-- start of GIVEN ENTRIES --

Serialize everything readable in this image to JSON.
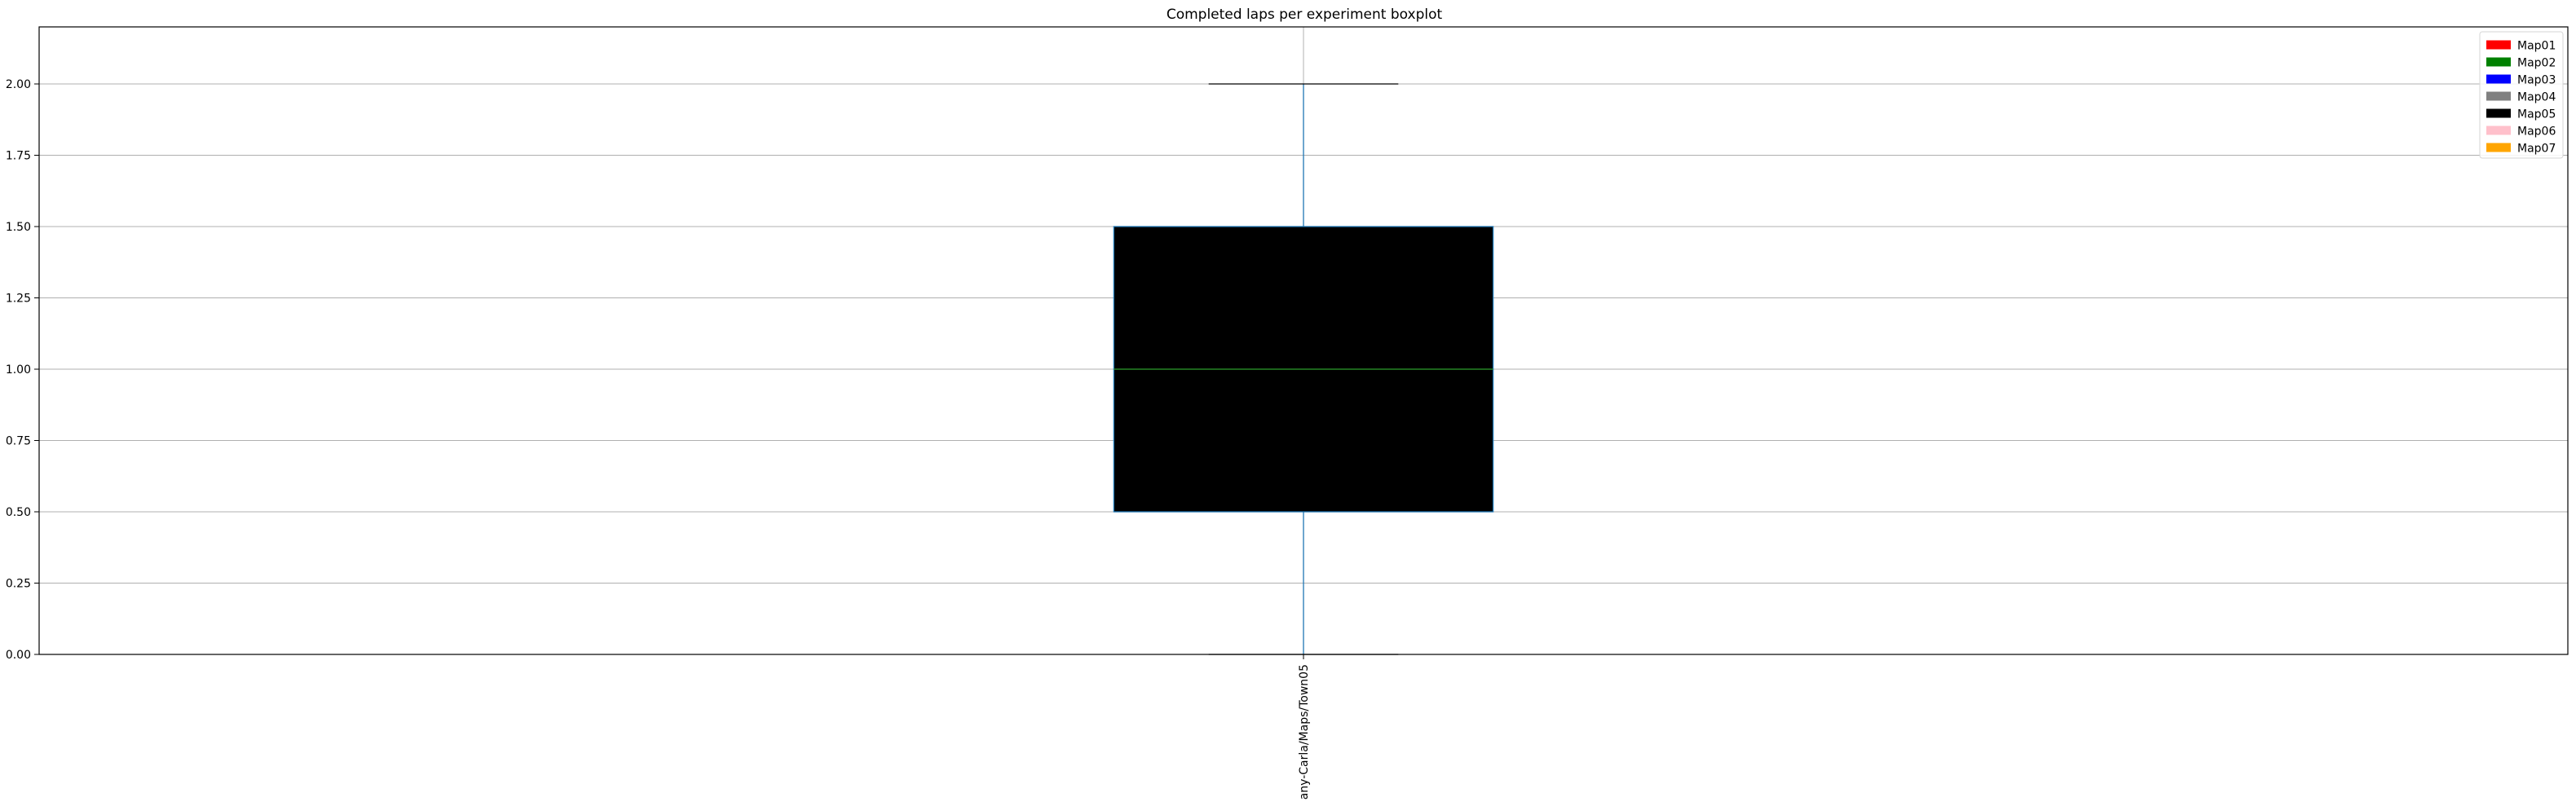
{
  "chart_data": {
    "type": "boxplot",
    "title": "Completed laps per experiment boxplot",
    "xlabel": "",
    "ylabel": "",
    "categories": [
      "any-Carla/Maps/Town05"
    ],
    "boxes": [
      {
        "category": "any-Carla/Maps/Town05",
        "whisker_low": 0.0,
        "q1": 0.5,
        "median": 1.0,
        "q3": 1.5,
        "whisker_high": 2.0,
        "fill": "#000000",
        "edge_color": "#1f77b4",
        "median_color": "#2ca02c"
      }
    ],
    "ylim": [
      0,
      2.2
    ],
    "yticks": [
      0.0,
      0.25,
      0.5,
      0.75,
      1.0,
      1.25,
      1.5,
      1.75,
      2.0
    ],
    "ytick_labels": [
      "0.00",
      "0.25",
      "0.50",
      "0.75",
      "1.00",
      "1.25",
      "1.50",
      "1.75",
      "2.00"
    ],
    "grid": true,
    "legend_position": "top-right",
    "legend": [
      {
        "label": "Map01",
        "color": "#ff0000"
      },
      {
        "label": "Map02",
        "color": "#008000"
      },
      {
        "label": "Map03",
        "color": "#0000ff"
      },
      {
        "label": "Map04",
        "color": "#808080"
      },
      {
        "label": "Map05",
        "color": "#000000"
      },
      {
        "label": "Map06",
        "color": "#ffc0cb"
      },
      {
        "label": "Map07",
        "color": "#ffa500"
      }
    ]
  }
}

-- end of GIVEN ENTRIES --
-- start of GIVEN ENTRIES --

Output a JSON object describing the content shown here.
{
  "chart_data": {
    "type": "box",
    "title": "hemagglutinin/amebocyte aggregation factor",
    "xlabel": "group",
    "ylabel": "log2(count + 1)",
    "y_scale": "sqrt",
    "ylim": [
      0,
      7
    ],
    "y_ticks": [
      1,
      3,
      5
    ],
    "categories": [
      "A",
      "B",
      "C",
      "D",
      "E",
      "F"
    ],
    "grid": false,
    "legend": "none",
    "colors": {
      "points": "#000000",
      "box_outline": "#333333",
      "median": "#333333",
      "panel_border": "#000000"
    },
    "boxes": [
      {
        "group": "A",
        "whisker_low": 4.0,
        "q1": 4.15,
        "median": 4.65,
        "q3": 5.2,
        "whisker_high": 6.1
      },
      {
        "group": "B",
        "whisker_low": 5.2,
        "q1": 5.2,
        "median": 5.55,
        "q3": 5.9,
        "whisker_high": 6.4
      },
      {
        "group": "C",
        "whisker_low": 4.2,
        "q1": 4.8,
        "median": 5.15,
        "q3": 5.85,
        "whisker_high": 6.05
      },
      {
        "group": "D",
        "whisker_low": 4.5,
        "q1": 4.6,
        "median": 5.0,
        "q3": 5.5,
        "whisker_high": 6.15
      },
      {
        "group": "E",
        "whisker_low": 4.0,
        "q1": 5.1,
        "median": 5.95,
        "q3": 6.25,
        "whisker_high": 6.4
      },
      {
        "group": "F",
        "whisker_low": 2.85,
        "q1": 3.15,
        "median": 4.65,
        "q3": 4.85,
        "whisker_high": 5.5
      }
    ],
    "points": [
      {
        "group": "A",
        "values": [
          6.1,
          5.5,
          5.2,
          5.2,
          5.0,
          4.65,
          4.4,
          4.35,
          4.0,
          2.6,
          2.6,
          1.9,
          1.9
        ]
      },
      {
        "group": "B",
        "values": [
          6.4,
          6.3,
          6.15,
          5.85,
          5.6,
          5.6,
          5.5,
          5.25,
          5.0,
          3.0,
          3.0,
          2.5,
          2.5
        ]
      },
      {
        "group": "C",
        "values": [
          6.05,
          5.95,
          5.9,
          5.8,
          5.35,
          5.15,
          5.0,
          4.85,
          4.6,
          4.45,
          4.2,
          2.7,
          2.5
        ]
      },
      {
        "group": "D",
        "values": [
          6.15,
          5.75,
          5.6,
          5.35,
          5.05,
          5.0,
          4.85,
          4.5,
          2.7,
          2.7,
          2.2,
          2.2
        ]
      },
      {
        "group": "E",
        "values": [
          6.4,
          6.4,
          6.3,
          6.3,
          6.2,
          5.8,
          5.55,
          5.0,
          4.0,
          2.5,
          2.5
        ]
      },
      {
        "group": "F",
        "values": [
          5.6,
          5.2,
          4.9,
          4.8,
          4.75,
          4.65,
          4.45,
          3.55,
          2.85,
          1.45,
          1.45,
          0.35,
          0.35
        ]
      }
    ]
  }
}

-- end of GIVEN ENTRIES --

YOUR INSTRUCTIONS
Out of the material above, gather each line where "Carla" appears.

REPLY TO THE EXERCISE
      "any-Carla/Maps/Town05"
        "category": "any-Carla/Maps/Town05",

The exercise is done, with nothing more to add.